Working data section start

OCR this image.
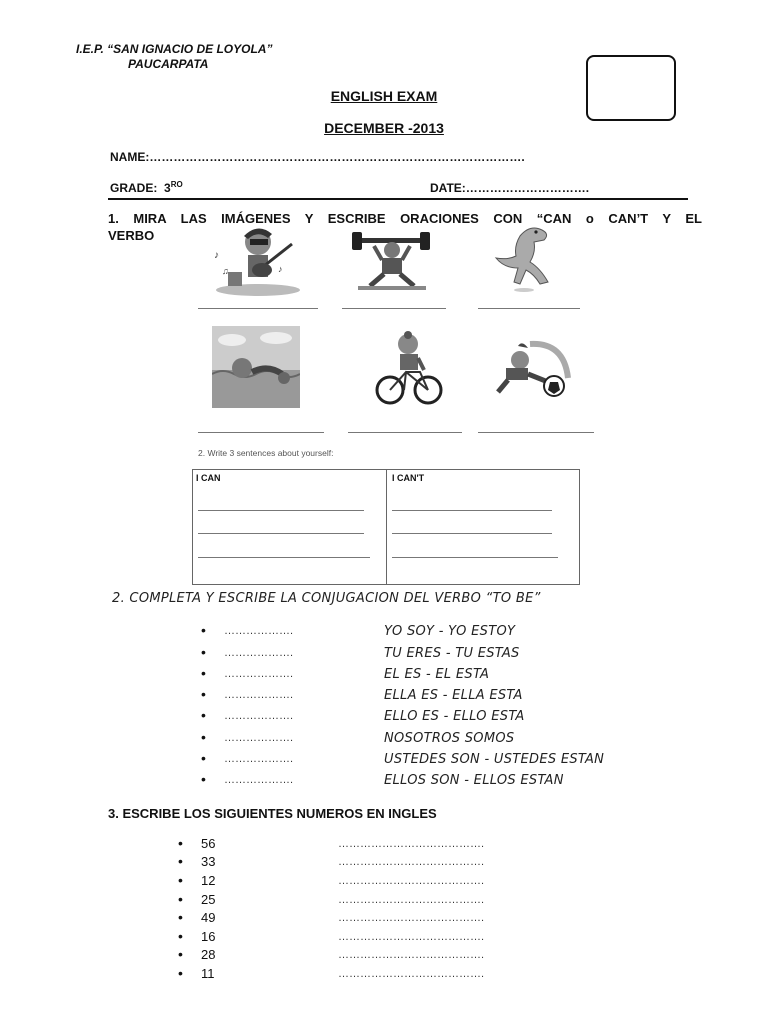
I.E.P. “SAN IGNACIO DE LOYOLA”
PAUCARPATA
ENGLISH EXAM
DECEMBER -2013
NAME:………………………………………………………………………………….
GRADE: $3^{RO}$	DATE:………………………….
1. MIRA LAS IMÁGENES Y ESCRIBE ORACIONES CON “CAN o CAN’T Y EL
VERBO
♪
♫	♪
2. Write 3 sentences about yourself:
I CAN	I CAN'T
2. COMPLETA Y ESCRIBE LA CONJUGACION DEL VERBO “TO BE”
• ……………….	YO SOY - YO ESTOY
• ……………….	TU ERES - TU ESTAS
• ……………….	EL ES - EL ESTA
• ……………….	ELLA ES - ELLA ESTA
• ……………….	ELLO ES - ELLO ESTA
• ……………….	NOSOTROS SOMOS
• ……………….	USTEDES SON - USTEDES ESTAN
• ……………….	ELLOS SON - ELLOS ESTAN
3. ESCRIBE LOS SIGUIENTES NUMEROS EN INGLES
• 56	………………………………….
• 33	………………………………….
• 12	………………………………….
• 25	………………………………….
• 49	………………………………….
• 16	………………………………….
• 28	………………………………….
• 11	………………………………….
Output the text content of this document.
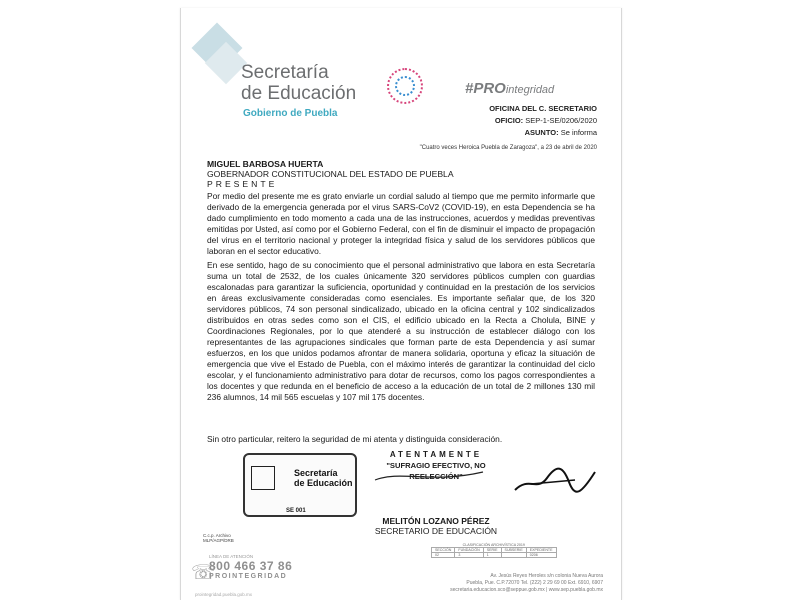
Secretaría
de Educación
Gobierno de Puebla
#PROintegridad
OFICINA DEL C. SECRETARIO
OFICIO: SEP-1-SE/0206/2020
ASUNTO: Se informa
"Cuatro veces Heroica Puebla de Zaragoza", a 23 de abril de 2020
MIGUEL BARBOSA HUERTA
GOBERNADOR CONSTITUCIONAL DEL ESTADO DE PUEBLA
PRESENTE
Por medio del presente me es grato enviarle un cordial saludo al tiempo que me permito informarle que derivado de la emergencia generada por el virus SARS-CoV2 (COVID-19), en esta Dependencia se ha dado cumplimiento en todo momento a cada una de las instrucciones, acuerdos y medidas preventivas emitidas por Usted, así como por el Gobierno Federal, con el fin de disminuir el impacto de propagación del virus en el territorio nacional y proteger la integridad física y salud de los servidores públicos que laboran en el sector educativo.
En ese sentido, hago de su conocimiento que el personal administrativo que labora en esta Secretaría suma un total de 2532, de los cuales únicamente 320 servidores públicos cumplen con guardias escalonadas para garantizar la suficiencia, oportunidad y continuidad en la prestación de los servicios en áreas exclusivamente consideradas como esenciales. Es importante señalar que, de los 320 servidores públicos, 74 son personal sindicalizado, ubicado en la oficina central y 102 sindicalizados distribuidos en otras sedes como son el CIS, el edificio ubicado en la Recta a Cholula, BINE y Coordinaciones Regionales, por lo que atenderé a su instrucción de establecer diálogo con los representantes de las agrupaciones sindicales que forman parte de esta Dependencia y así sumar esfuerzos, en los que unidos podamos afrontar de manera solidaria, oportuna y eficaz la situación de emergencia que vive el Estado de Puebla, con el máximo interés de garantizar la continuidad del ciclo escolar, y el funcionamiento administrativo para dotar de recursos, como los pagos correspondientes a los docentes y que redunda en el beneficio de acceso a la educación de un total de 2 millones 130 mil 236 alumnos, 14 mil 565 escuelas y 107 mil 175 docentes.
Sin otro particular, reitero la seguridad de mi atenta y distinguida consideración.
ATENTAMENTE
"SUFRAGIO EFECTIVO, NO REELECCIÓN"
Secretaría
de Educación
SE 001
MELITÓN LOZANO PÉREZ
SECRETARIO DE EDUCACIÓN
C.c.p. Archivo
MLP/AGP/DRB
☏
LÍNEA DE ATENCIÓN
800 466 37 86
PROINTEGRIDAD
prointegridad.puebla.gob.mx
CLASIFICACIÓN ARCHIVÍSTICA 2019
SECCIÓN	FUNDACIÓN	SERIE	SUBSERIE	EXPEDIENTE
02	3	1		0206
Av. Jesús Reyes Heroles s/n colonia Nueva Aurora
Puebla, Pue. C.P.72070 Tel. (222) 2 29 69 00 Ext. 6910, 6907
secretaria.educacion.sco@seppue.gob.mx | www.sep.puebla.gob.mx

Working data section end

### Activity
Across the whole listing above, report each line that includes "VERBO".

### Your response
VERBO
2. COMPLETA Y ESCRIBE LA CONJUGACION DEL VERBO “TO BE”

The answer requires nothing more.